• _Short exercise 1_:
Echo the employment law update word for word, from "3. Uptake of" up to and including "shortage occupation list.".
• _Short exercise 2_:
In the employment law update, on what date are the draft Carer's Leave Regulations 2024 due to come into effect?

• _Text section_:
1. Be aware that these changes are likely to come (in April 2024) in when planning for future restructures and providing training for those who deal with redundancies.
2. There is nothing requiring you to mention the protected period and redundancy in your policies, but you could choose to do so if you wished.
3. Consider whether your HR records will enable you to identify those who are entitled to special protection. E.g:

  • Identifying who has taken 6 weeks or more shared parental leave.
  • Identifying whether you know the date of birth of a child of a parent who has taken maternity leave.
  • Identifying expected dates and dates of miscarriage.

(Applicable to England, Wales and Scotland)

Summary

The draft Carer’s Leave Regulations 2024 are due to come into effect on 6 April 2024. The regulations make provision for a statutory right to one week’s unpaid leave per year for employees providing or arranging care for a dependant with a long-term care need. There is no minimum service requirement to qualify for this right.

Action points:

1. A new policy will be needed.
2. This new right will also need to be cross referenced in other relevant policies (e.g., time off for dependents). It may be sensible to have emergency time off and carers’ leave referred to in one section together given how closely interrelated they will be.
3. Uptake of this new right is likely to be limited given the leave is unpaid – Carers UK are encouraging employers to consider voluntarily making this right a paid one.

(Applicable to the UK)

Summary

The Government has recently announced a five-point plan to cut migration levels and curb abuse of the immigration system. The Government has stated that these new measures will take effect from Spring 2024 and include:

  • Increases to the minimum salary for skilled worker visa applications from £26,200 to £38,700.
  • An overhaul of the shortage occupation list.
  • A review of the graduate visa.
  • A new ban on health and care workers bringing family dependants with them to the UK.
  • Increases to the minimum threshold maintenance level for family visas.

Action points:

1. Familiarise yourself with the planned changes. To assist with this, we’ve prepared an article outlining the changes as initially announced here. We will be posting further updates as and when they become available to assist you with staying up to date.

2. For now, consider how these planned changes may impact on your ability to source skills from overseas and any measures you may take to mitigate the impact. Please get in touch if you require any advice or guidance on understanding the changes and mitigating the impact.

Summary

In May 2023, the Government confirmed plans to limit non-compete clauses (which seek to prevent an employee working in competition with the business for a period of time after they have left), to 3 months. However, the Government has not confirmed when this intended legislation will be drafted or come into effect.

Action points

  1. Although the timescale for these changes is unclear, it is sensible to look now at your current restrictive covenants and notice/garden leave clauses so that you are ready for when this change does come into effect.

• _Lines of data_:
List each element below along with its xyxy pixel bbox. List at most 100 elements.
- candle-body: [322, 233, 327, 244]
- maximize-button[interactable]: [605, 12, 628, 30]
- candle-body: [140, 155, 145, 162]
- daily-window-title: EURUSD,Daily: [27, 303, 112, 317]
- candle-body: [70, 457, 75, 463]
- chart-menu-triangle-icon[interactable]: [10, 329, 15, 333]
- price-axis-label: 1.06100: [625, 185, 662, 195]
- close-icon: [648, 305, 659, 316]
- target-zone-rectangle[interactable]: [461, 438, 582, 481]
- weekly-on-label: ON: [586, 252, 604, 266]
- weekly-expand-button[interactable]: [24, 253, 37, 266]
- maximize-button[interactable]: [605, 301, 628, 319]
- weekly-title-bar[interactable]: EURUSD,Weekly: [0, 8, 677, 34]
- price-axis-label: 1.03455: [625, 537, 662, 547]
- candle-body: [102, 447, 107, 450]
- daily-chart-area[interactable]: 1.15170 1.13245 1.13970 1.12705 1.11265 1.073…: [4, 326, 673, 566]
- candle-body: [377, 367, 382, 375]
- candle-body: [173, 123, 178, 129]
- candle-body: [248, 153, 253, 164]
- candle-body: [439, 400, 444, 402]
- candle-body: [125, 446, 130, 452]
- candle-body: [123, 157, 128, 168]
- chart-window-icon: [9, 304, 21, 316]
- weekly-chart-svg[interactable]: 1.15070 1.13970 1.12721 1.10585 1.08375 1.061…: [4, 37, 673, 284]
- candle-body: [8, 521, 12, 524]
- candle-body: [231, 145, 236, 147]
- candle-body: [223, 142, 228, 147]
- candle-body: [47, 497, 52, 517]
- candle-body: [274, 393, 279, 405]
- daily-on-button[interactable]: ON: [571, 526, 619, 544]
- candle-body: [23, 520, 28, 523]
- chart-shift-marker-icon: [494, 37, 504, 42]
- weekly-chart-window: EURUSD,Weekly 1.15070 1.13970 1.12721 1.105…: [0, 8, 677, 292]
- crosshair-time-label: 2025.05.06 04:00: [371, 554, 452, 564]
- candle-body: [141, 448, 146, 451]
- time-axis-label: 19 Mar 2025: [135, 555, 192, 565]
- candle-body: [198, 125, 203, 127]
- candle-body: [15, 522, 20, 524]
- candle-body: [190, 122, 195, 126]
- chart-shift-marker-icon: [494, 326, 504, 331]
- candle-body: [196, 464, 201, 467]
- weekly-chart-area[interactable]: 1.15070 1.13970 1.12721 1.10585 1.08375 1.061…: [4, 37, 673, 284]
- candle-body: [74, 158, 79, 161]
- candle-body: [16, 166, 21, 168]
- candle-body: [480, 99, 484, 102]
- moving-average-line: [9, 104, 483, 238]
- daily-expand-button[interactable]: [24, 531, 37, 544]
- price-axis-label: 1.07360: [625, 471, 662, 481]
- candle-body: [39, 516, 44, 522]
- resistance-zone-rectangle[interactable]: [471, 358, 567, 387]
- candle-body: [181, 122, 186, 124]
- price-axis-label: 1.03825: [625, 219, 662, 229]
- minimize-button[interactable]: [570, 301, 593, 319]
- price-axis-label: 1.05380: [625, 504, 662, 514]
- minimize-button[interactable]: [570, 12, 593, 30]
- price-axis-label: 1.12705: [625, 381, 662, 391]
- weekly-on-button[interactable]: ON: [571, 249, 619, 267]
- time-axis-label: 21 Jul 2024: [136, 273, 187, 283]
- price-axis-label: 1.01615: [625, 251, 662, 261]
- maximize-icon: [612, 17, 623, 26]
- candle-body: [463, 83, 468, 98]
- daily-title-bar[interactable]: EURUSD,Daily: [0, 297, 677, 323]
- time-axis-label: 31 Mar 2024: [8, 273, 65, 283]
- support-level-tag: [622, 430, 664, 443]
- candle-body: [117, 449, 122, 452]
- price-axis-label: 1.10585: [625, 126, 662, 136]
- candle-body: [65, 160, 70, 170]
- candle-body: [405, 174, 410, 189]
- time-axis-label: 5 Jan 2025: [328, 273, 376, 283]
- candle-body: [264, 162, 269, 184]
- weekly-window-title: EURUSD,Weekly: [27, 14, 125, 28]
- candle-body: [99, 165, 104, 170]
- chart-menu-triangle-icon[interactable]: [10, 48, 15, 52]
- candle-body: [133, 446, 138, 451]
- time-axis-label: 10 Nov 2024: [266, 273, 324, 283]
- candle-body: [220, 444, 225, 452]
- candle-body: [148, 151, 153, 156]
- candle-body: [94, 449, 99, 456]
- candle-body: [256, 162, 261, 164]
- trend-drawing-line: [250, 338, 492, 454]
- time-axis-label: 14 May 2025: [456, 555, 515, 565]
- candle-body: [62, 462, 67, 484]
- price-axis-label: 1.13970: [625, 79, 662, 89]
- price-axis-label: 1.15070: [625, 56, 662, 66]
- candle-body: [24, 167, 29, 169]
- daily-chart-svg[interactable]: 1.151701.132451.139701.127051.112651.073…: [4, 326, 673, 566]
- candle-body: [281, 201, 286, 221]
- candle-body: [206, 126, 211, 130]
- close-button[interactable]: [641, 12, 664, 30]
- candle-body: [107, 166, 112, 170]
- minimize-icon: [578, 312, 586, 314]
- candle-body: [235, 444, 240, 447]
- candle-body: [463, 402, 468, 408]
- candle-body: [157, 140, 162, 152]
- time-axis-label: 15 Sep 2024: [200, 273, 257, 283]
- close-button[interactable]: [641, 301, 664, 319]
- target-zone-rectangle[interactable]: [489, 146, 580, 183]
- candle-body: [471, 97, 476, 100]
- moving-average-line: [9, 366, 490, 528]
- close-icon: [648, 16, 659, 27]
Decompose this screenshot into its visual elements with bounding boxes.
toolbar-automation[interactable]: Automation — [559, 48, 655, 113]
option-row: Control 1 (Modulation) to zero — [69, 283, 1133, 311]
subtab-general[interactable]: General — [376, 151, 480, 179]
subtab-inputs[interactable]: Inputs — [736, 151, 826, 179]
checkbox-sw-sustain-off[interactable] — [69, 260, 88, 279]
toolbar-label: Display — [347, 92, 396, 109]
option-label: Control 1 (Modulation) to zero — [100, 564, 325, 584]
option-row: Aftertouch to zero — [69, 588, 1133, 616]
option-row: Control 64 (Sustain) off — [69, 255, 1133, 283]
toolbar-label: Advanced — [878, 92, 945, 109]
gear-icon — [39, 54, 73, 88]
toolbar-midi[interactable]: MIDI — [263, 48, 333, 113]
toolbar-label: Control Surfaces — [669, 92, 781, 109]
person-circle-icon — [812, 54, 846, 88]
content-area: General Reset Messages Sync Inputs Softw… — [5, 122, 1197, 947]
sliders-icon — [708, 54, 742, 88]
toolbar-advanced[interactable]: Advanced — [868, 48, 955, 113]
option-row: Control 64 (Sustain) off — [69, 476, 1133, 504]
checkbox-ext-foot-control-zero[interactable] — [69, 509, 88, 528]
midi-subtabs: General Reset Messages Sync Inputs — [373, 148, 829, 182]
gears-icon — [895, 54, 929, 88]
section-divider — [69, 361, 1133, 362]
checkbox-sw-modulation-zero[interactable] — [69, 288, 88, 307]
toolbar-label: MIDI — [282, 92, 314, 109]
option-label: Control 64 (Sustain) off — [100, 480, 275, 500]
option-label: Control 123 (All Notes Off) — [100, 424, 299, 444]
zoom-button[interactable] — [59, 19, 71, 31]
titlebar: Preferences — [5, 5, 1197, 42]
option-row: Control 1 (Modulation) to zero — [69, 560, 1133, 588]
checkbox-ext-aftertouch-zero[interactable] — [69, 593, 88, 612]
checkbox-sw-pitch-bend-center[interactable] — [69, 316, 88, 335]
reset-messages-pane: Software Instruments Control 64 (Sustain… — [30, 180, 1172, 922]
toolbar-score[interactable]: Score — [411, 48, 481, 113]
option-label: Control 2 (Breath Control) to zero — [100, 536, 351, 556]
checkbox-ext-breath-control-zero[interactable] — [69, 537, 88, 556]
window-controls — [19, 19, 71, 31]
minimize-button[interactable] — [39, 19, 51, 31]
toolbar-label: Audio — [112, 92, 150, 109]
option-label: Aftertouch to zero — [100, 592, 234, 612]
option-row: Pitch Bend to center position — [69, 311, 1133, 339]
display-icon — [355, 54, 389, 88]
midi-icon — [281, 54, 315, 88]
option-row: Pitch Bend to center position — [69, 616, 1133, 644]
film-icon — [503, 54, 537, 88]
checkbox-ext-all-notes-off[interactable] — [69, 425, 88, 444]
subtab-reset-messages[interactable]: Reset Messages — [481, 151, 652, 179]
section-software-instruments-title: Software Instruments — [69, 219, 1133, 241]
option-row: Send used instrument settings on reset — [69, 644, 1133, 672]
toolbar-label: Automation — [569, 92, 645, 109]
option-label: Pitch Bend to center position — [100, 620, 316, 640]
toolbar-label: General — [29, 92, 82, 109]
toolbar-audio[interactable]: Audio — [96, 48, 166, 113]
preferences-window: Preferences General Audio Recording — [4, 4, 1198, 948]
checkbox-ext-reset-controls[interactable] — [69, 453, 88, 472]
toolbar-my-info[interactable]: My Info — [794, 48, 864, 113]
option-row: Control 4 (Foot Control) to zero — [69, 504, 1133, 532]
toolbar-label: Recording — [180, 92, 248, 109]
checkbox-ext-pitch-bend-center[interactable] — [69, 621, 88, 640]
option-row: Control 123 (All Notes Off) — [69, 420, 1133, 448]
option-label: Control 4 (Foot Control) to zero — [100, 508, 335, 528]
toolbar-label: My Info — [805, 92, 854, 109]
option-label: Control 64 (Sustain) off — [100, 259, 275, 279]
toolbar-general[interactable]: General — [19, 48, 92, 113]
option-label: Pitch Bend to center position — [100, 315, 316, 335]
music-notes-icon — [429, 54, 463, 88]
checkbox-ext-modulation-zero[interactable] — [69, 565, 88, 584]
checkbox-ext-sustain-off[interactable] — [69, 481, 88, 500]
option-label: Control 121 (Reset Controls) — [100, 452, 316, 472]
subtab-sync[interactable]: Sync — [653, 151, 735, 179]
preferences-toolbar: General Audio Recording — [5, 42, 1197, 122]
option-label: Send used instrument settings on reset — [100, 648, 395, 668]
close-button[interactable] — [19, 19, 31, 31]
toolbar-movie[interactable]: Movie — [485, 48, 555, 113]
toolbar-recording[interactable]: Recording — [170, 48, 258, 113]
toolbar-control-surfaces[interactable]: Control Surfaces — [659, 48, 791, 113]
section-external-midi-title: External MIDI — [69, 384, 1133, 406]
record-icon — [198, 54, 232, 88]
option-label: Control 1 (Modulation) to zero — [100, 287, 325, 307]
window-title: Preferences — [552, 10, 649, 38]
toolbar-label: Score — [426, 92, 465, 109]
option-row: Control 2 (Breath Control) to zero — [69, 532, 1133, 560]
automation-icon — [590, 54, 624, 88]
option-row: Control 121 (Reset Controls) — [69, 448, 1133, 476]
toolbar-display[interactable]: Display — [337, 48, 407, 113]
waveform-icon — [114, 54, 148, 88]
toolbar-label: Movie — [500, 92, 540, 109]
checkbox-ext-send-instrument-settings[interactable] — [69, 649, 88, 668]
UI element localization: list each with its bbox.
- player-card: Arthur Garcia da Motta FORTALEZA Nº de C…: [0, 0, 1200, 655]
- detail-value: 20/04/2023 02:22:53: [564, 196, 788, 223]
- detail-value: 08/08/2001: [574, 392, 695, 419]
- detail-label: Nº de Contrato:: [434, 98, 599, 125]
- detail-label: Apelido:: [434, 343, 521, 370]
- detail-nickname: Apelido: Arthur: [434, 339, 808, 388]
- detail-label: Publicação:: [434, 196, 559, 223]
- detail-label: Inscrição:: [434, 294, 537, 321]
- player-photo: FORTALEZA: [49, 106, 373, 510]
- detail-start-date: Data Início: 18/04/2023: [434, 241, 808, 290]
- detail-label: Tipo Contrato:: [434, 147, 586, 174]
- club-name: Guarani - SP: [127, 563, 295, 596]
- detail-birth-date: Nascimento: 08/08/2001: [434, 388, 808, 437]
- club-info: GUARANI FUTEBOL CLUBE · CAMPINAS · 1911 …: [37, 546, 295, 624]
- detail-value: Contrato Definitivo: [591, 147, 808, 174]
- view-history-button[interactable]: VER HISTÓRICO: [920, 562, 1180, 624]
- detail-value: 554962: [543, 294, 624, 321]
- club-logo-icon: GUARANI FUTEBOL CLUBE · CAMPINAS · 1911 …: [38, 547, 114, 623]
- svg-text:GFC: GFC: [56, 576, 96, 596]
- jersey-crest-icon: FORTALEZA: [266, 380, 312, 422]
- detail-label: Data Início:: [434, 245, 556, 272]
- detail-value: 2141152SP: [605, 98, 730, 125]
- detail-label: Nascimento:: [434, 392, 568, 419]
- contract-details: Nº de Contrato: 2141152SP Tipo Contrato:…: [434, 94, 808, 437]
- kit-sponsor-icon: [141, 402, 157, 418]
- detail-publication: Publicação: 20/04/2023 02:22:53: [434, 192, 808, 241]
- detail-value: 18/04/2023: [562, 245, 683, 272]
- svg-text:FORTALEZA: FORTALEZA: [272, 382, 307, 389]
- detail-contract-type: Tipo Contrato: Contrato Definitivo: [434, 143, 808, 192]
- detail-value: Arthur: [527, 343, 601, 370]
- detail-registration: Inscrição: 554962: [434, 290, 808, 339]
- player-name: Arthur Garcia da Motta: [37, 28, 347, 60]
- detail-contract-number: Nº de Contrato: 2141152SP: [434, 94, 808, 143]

• _Task result 1_:
3. Uptake of this new right is likely to be limited given the leave is unpaid – Carers UK are encouraging employers to consider voluntarily making this right a paid one.

(Applicable to the UK)

Summary

The Government has recently announced a five-point plan to cut migration levels and curb abuse of the immigration system. The Government has stated that these new measures will take effect from Spring 2024 and include:

  • Increases to the minimum salary for skilled worker visa applications from £26,200 to £38,700.
  • An overhaul of the shortage occupation list.

• _Task result 2_:
6 April 2024